-- BEGIN --
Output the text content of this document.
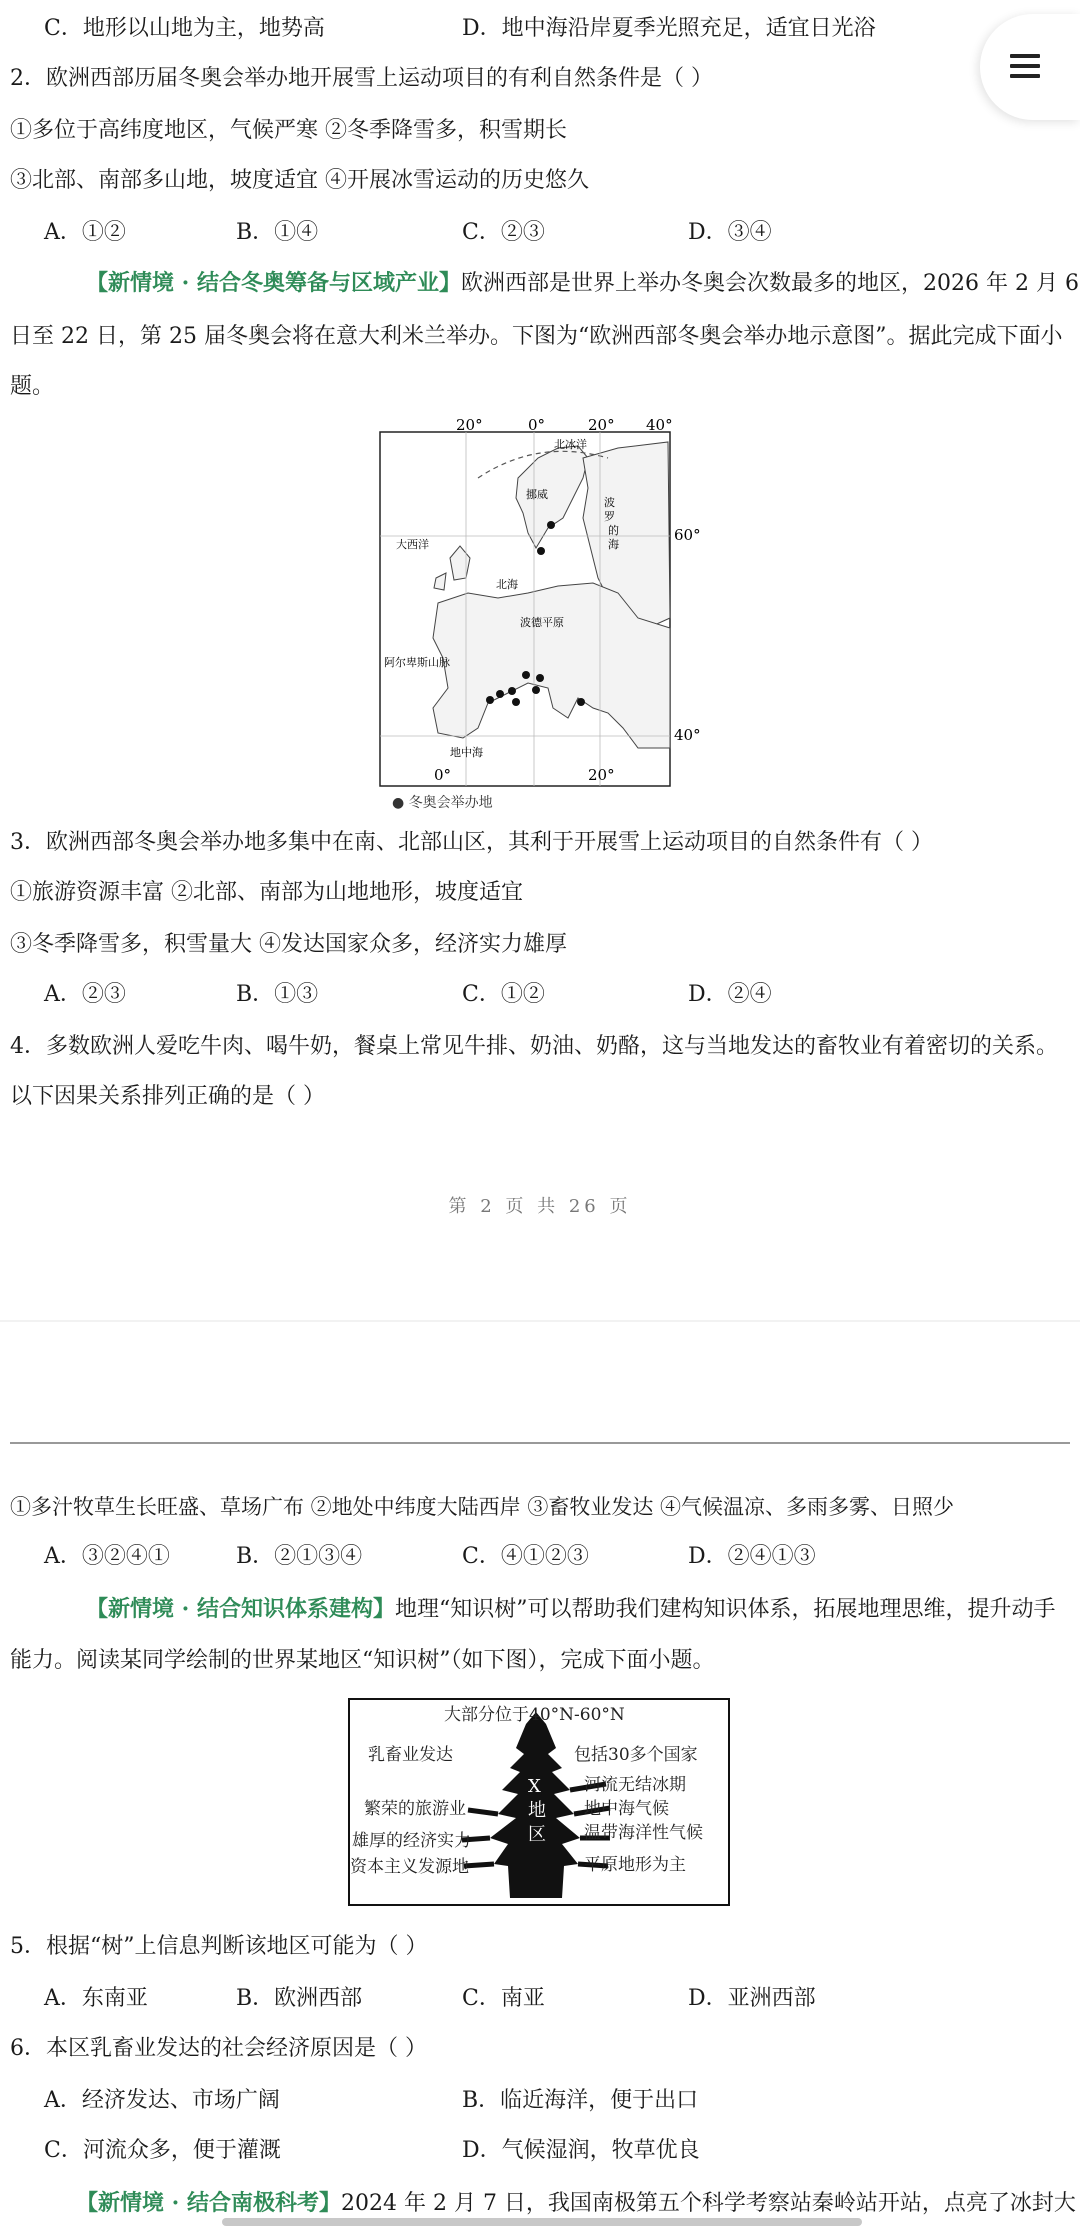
C．地形以山地为主，地势高	D．地中海沿岸夏季光照充足，适宜日光浴
2．欧洲西部历届冬奥会举办地开展雪上运动项目的有利自然条件是（ ）
①多位于高纬度地区，气候严寒 ②冬季降雪多，积雪期长
③北部、南部多山地，坡度适宜 ④开展冰雪运动的历史悠久
A．①②	B．①④	C．②③	D．③④
【新情境 · 结合冬奥筹备与区域产业】欧洲西部是世界上举办冬奥会次数最多的地区，2026 年 2 月 6
日至 22 日，第 25 届冬奥会将在意大利米兰举办。下图为“欧洲西部冬奥会举办地示意图”。据此完成下面小
题。
20°	0°	20° 40°
0°	20°
60°
40°
北冰洋
挪威
大西洋
北海
波
罗
的
海
波德平原
阿尔卑斯山脉
地中海
● 冬奥会举办地
3．欧洲西部冬奥会举办地多集中在南、北部山区，其利于开展雪上运动项目的自然条件有（ ）
①旅游资源丰富 ②北部、南部为山地地形，坡度适宜
③冬季降雪多，积雪量大 ④发达国家众多，经济实力雄厚
A．②③	B．①③	C．①②	D．②④
4．多数欧洲人爱吃牛肉、喝牛奶，餐桌上常见牛排、奶油、奶酪，这与当地发达的畜牧业有着密切的关系。
以下因果关系排列正确的是（ ）
第 2 页 共 26 页
①多汁牧草生长旺盛、草场广布 ②地处中纬度大陆西岸 ③畜牧业发达 ④气候温凉、多雨多雾、日照少
A．③②④①	B．②①③④	C．④①②③	D．②④①③
【新情境 · 结合知识体系建构】地理“知识树”可以帮助我们建构知识体系，拓展地理思维，提升动手
能力。阅读某同学绘制的世界某地区“知识树”（如下图），完成下面小题。
大部分位于40°N-60°N
乳畜业发达
繁荣的旅游业
雄厚的经济实力
资本主义发源地
包括30多个国家
河流无结冰期
地中海气候
温带海洋性气候
平原地形为主
X
地
区
5．根据“树”上信息判断该地区可能为（ ）
A．东南亚	B．欧洲西部	C．南亚	D．亚洲西部
6．本区乳畜业发达的社会经济原因是（ ）
A．经济发达、市场广阔	B．临近海洋，便于出口
C．河流众多，便于灌溉	D．气候湿润，牧草优良
【新情境 · 结合南极科考】2024 年 2 月 7 日，我国南极第五个科学考察站秦岭站开站，点亮了冰封大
-- END --
**WHAT YOU HAVE TO DO:** Copy out the whole listing exactly, and don't carry over any pictures.

**PROBLEM SOLUTION:**
Output the text content of this document.
C．地形以山地为主，地势高	D．地中海沿岸夏季光照充足，适宜日光浴
2．欧洲西部历届冬奥会举办地开展雪上运动项目的有利自然条件是（ ）
①多位于高纬度地区，气候严寒 ②冬季降雪多，积雪期长
③北部、南部多山地，坡度适宜 ④开展冰雪运动的历史悠久
A．①②	B．①④	C．②③	D．③④
【新情境 · 结合冬奥筹备与区域产业】欧洲西部是世界上举办冬奥会次数最多的地区，2026 年 2 月 6
日至 22 日，第 25 届冬奥会将在意大利米兰举办。下图为“欧洲西部冬奥会举办地示意图”。据此完成下面小
题。
20°	0°	20° 40°
0°	20°
60°
40°
北冰洋
挪威
大西洋
北海
波
罗
的
海
波德平原
阿尔卑斯山脉
地中海
● 冬奥会举办地
3．欧洲西部冬奥会举办地多集中在南、北部山区，其利于开展雪上运动项目的自然条件有（ ）
①旅游资源丰富 ②北部、南部为山地地形，坡度适宜
③冬季降雪多，积雪量大 ④发达国家众多，经济实力雄厚
A．②③	B．①③	C．①②	D．②④
4．多数欧洲人爱吃牛肉、喝牛奶，餐桌上常见牛排、奶油、奶酪，这与当地发达的畜牧业有着密切的关系。
以下因果关系排列正确的是（ ）
第 2 页 共 26 页
①多汁牧草生长旺盛、草场广布 ②地处中纬度大陆西岸 ③畜牧业发达 ④气候温凉、多雨多雾、日照少
A．③②④①	B．②①③④	C．④①②③	D．②④①③
【新情境 · 结合知识体系建构】地理“知识树”可以帮助我们建构知识体系，拓展地理思维，提升动手
能力。阅读某同学绘制的世界某地区“知识树”（如下图），完成下面小题。
大部分位于40°N-60°N
乳畜业发达
繁荣的旅游业
雄厚的经济实力
资本主义发源地
包括30多个国家
河流无结冰期
地中海气候
温带海洋性气候
平原地形为主
X
地
区
5．根据“树”上信息判断该地区可能为（ ）
A．东南亚	B．欧洲西部	C．南亚	D．亚洲西部
6．本区乳畜业发达的社会经济原因是（ ）
A．经济发达、市场广阔	B．临近海洋，便于出口
C．河流众多，便于灌溉	D．气候湿润，牧草优良
【新情境 · 结合南极科考】2024 年 2 月 7 日，我国南极第五个科学考察站秦岭站开站，点亮了冰封大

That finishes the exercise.